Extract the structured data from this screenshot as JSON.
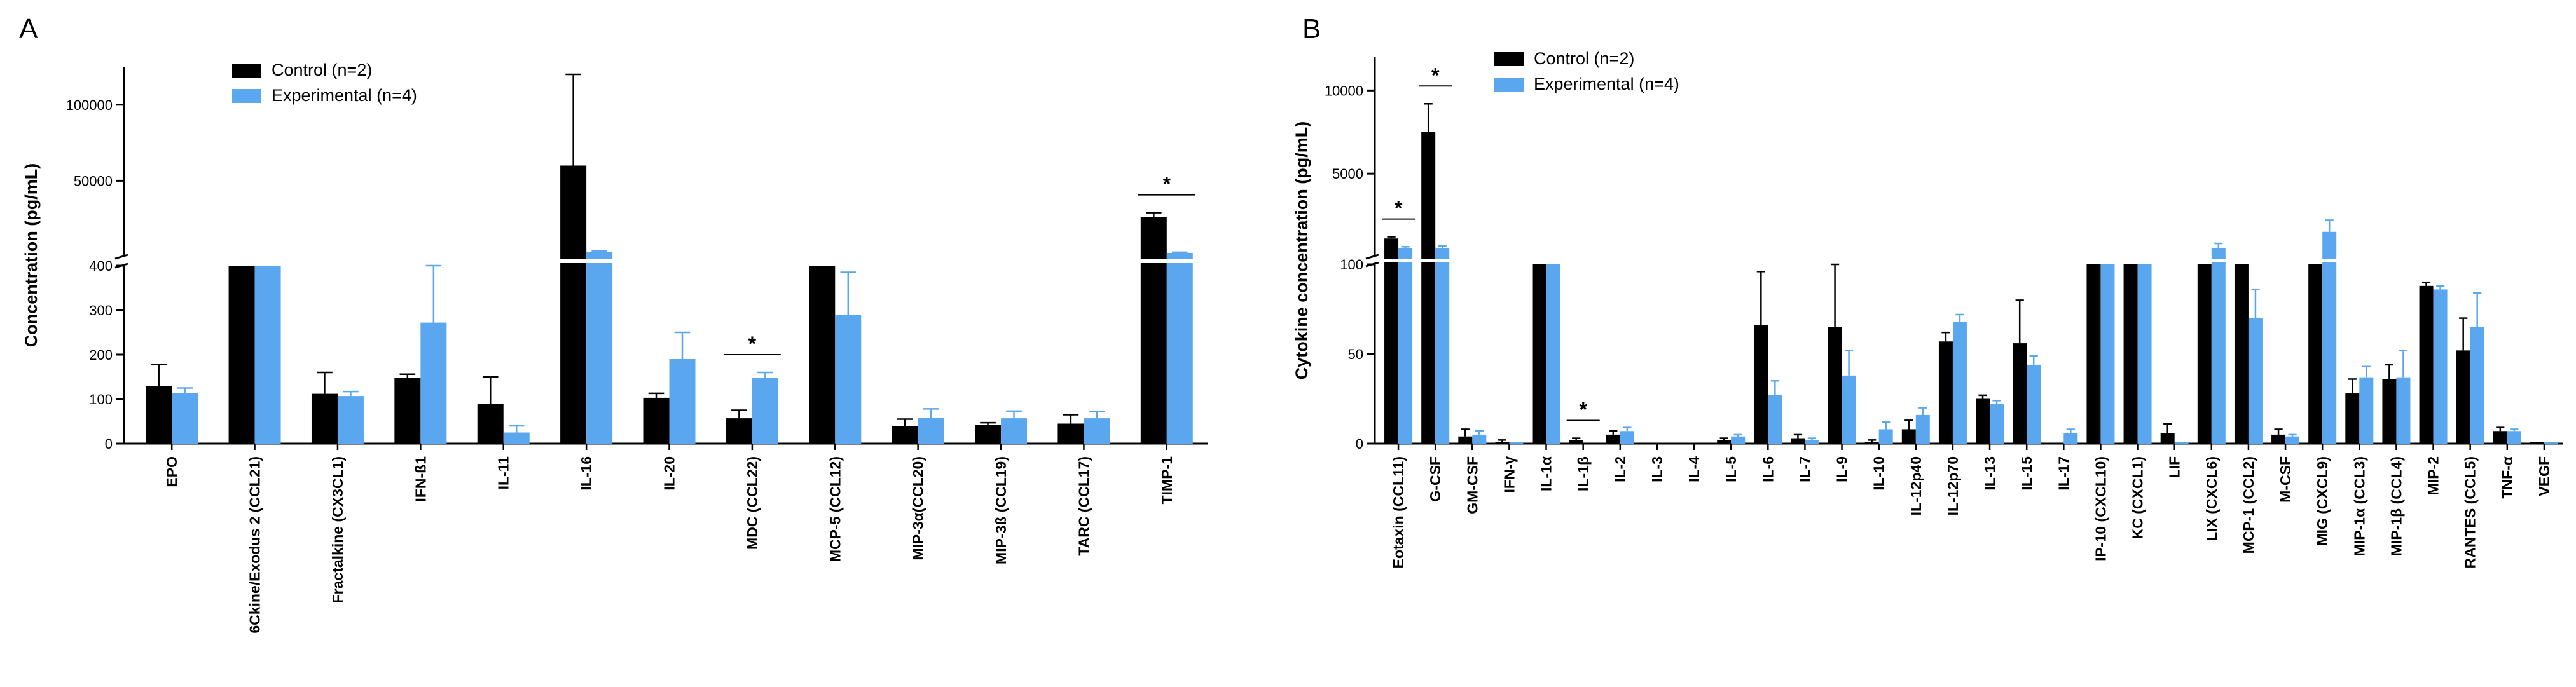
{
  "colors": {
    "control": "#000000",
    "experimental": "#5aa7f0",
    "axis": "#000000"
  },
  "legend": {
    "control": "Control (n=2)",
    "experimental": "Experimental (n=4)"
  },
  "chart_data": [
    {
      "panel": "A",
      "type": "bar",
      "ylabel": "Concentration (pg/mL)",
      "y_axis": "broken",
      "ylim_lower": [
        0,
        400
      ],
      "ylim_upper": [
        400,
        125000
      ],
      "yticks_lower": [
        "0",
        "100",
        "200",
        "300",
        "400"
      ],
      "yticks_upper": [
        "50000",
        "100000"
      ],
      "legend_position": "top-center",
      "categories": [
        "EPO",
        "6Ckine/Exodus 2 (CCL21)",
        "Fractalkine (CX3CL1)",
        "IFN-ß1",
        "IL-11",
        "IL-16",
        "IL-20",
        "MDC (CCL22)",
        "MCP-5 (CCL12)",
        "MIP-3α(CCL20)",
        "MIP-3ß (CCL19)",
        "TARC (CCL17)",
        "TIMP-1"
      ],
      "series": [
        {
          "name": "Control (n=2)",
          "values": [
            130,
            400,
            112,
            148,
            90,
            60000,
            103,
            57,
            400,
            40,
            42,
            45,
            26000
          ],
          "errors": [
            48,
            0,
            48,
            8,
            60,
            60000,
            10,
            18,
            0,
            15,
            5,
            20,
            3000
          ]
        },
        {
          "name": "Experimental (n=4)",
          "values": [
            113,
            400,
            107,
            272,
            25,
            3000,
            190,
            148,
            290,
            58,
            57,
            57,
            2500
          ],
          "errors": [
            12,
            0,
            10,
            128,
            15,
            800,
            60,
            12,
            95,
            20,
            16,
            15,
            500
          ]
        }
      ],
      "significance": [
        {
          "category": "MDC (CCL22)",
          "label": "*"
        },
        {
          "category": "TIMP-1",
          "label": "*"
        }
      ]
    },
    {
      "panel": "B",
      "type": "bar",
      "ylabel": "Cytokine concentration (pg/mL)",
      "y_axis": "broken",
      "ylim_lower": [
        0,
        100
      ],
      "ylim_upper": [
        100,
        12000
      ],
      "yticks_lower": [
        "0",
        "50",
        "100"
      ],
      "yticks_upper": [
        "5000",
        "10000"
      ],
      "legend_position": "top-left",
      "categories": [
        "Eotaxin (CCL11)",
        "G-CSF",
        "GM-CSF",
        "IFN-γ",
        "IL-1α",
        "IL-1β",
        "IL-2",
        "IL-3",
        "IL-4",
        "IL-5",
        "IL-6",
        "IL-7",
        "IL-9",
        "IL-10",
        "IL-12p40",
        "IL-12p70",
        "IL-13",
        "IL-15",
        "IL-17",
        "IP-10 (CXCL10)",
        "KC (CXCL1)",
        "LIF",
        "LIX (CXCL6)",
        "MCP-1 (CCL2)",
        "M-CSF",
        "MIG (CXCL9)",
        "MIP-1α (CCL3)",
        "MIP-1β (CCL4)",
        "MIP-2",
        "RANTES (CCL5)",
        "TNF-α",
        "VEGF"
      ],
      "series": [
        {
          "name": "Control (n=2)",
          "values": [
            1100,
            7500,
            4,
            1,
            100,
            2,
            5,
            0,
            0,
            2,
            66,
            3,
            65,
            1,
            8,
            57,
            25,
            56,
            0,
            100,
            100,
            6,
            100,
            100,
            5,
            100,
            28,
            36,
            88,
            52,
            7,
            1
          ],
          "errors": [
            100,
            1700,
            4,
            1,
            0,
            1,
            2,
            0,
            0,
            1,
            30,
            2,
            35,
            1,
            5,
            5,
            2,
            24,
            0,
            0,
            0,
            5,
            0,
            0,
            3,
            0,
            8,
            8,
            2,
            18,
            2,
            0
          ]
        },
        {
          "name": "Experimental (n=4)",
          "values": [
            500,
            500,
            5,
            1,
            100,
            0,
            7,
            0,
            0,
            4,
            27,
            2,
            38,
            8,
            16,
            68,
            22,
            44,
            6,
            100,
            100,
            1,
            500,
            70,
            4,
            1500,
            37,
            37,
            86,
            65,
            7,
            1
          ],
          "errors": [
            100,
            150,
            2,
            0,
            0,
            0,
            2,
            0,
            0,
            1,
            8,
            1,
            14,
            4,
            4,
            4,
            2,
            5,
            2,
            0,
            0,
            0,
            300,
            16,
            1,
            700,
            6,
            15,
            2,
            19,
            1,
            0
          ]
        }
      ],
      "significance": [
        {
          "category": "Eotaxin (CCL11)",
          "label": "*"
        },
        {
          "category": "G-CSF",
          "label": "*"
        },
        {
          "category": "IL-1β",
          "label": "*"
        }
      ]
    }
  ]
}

____________________

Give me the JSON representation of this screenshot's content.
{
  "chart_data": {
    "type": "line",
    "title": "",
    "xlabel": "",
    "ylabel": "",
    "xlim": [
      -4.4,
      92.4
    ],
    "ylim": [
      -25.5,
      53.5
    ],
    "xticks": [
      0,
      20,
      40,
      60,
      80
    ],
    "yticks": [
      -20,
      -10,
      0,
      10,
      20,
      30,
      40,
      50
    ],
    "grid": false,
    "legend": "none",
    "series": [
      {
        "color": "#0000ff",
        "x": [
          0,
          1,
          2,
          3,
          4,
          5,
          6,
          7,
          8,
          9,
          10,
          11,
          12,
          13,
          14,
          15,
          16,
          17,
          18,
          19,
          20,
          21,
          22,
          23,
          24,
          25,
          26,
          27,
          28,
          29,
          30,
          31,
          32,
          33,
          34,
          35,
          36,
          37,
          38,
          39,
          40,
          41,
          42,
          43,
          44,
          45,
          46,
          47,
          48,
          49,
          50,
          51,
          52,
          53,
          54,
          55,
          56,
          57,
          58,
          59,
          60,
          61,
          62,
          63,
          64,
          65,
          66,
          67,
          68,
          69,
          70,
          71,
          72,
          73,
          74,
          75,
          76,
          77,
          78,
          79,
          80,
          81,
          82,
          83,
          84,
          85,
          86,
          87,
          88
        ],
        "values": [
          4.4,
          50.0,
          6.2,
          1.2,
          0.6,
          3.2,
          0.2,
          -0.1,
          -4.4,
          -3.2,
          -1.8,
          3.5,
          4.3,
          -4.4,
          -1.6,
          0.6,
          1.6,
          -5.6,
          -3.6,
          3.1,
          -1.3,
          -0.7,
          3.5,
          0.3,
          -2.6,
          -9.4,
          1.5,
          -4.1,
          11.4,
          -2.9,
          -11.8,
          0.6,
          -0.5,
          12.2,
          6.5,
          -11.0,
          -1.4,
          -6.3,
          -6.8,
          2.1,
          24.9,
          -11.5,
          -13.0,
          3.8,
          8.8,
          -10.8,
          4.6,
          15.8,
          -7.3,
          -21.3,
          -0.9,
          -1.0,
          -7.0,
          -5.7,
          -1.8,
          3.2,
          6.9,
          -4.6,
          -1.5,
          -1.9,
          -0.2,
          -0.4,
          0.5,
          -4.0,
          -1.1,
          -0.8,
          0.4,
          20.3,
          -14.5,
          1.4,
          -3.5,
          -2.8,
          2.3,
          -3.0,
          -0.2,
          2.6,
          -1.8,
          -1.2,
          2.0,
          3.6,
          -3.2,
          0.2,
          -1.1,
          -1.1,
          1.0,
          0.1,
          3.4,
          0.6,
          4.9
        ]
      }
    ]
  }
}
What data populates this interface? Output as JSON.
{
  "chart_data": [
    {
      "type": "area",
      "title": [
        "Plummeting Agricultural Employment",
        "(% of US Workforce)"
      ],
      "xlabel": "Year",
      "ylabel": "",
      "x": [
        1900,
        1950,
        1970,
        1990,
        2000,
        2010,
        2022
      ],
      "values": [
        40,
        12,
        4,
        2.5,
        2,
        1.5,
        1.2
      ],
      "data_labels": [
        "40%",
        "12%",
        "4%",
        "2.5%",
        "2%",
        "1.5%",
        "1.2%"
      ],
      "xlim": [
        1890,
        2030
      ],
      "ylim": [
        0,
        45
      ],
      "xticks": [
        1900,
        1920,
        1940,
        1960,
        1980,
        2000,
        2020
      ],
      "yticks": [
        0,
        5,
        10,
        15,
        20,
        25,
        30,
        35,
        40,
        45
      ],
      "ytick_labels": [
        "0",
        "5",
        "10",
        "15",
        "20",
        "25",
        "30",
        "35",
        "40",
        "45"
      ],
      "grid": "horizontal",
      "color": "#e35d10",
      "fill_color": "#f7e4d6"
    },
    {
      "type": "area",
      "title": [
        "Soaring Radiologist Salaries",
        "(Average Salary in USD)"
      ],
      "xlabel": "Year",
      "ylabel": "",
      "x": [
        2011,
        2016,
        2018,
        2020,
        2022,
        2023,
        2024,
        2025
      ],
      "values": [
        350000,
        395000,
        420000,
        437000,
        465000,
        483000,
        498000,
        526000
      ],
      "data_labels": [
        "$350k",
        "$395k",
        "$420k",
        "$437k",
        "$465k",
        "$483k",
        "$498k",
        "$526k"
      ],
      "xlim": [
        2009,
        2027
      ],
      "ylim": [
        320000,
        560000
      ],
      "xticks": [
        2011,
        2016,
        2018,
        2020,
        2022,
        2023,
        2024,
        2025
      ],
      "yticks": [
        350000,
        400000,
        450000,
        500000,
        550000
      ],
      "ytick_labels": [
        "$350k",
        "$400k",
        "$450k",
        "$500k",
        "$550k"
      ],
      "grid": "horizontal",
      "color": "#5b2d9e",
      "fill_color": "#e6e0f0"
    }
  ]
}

____________________

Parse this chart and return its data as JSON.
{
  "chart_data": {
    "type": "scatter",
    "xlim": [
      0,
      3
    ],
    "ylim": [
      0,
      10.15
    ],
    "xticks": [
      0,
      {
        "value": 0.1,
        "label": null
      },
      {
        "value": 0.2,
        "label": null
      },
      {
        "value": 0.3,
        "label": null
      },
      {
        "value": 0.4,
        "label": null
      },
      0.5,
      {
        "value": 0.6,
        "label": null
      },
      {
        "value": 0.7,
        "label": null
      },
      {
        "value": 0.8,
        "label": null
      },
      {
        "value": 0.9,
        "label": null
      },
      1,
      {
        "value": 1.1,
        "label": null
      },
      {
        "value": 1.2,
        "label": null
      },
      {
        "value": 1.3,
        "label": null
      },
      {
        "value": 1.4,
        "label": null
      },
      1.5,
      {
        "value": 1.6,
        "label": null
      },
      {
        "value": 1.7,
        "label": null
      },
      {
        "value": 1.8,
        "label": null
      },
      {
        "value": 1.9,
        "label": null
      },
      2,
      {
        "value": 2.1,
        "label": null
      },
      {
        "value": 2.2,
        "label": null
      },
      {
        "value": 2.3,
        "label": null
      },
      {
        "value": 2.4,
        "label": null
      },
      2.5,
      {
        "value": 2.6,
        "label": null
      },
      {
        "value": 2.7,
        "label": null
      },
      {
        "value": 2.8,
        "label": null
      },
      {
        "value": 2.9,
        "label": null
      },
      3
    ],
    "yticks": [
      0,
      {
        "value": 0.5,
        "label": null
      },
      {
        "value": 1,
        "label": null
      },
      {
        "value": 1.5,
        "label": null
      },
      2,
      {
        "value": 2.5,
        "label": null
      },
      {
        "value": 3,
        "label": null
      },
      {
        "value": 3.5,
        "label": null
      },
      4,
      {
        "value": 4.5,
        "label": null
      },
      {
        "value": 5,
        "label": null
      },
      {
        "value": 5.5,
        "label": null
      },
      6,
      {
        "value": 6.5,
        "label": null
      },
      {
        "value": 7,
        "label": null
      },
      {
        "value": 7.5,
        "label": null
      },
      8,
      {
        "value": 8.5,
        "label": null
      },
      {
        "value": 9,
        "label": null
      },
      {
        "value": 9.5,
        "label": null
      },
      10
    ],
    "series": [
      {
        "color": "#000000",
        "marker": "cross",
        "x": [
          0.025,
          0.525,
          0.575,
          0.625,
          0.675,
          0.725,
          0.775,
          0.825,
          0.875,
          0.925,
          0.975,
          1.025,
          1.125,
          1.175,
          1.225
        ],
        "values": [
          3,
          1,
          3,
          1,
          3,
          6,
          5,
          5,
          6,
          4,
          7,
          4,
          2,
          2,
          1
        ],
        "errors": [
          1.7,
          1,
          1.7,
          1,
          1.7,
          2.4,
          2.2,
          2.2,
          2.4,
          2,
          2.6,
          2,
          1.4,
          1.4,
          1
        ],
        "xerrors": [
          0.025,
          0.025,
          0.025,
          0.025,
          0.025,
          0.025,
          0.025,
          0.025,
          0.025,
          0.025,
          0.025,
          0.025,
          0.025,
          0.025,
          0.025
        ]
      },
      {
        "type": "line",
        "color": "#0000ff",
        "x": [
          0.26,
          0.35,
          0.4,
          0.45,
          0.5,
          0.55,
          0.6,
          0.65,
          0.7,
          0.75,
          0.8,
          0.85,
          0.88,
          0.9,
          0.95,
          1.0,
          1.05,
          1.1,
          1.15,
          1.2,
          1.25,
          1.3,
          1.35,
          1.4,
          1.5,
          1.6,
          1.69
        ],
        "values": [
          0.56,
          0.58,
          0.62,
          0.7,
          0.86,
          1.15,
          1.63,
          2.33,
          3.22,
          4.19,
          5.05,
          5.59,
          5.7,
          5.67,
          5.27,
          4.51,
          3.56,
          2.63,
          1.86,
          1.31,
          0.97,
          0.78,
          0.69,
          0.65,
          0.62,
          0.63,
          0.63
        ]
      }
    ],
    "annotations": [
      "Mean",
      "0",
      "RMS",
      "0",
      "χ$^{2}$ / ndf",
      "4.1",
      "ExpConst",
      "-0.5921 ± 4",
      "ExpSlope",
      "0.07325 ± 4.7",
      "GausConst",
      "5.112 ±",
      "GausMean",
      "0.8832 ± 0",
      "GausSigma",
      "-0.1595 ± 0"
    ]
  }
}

____________________

• _What this task involves_:
Go through the entries above and copy every line containing "JSON".

• _Answer to this exercise_:
Extract the structured data from this screenshot as JSON.
Give me the JSON representation of this screenshot's content.
What data populates this interface? Output as JSON.
Parse this chart and return its data as JSON.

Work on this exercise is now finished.